INFORMATION PROVIDED:
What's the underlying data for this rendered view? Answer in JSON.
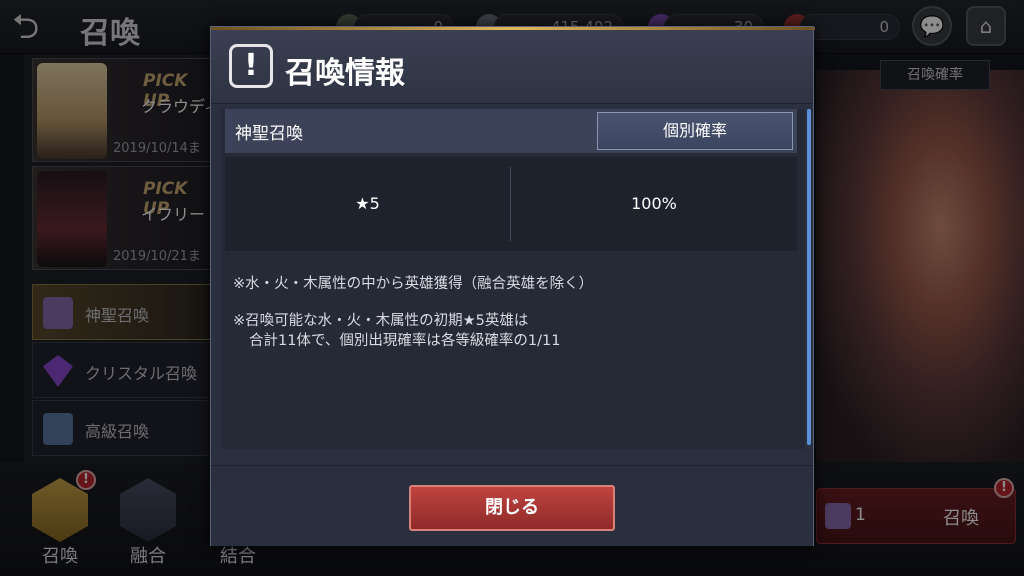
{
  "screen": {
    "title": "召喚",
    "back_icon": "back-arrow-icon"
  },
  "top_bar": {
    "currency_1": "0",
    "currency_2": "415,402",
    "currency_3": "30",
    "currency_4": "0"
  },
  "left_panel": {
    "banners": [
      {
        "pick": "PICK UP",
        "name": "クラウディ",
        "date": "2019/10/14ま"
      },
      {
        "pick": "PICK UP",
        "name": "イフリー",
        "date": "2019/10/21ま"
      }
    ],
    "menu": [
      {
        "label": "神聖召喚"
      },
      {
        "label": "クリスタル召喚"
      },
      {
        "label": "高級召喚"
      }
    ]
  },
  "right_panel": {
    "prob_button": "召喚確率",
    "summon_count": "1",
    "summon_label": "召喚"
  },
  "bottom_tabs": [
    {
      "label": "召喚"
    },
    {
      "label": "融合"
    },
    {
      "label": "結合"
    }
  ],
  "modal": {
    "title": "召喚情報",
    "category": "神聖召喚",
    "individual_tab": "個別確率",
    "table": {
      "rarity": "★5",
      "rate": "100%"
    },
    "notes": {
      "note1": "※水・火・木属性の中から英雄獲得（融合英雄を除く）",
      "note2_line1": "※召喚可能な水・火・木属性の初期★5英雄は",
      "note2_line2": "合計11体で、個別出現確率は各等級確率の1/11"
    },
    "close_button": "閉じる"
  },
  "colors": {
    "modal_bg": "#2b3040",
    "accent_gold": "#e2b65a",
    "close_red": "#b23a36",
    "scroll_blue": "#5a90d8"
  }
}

...

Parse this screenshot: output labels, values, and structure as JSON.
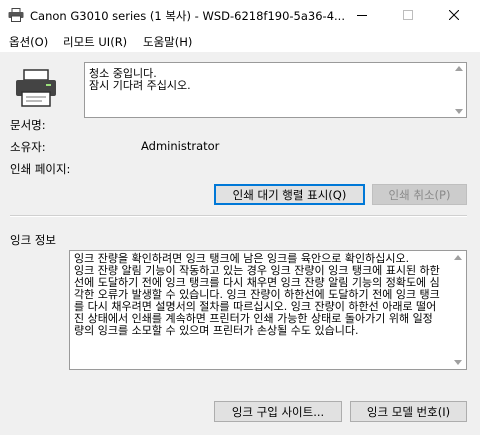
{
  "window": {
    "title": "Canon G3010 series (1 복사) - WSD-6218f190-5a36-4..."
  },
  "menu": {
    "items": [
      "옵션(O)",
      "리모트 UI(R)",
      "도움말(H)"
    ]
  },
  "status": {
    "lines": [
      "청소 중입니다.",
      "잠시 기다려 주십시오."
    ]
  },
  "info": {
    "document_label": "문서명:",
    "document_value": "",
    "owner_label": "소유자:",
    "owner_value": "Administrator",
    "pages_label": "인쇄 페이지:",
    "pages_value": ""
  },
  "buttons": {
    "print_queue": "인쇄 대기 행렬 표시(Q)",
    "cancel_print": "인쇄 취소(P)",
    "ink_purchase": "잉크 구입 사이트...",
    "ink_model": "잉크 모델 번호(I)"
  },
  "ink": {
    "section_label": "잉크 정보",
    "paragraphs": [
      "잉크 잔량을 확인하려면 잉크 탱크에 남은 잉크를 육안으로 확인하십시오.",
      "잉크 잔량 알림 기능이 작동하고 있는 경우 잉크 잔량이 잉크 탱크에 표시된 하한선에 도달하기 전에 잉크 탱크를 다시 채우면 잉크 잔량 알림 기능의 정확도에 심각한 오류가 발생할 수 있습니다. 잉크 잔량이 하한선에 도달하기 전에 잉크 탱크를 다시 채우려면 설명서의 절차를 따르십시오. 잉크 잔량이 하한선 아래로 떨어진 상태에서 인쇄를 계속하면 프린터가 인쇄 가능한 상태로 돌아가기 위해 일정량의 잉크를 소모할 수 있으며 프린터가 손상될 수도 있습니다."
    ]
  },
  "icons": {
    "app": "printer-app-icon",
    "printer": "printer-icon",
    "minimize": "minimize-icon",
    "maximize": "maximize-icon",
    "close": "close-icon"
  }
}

DIRECTIVE: Show each line of the data that contains the string "this".

WRITTEN SOLUTION:
What's the underlying data for this rendered view? Answer in JSON.
Parse this screenshot: output labels, values, and structure as JSON.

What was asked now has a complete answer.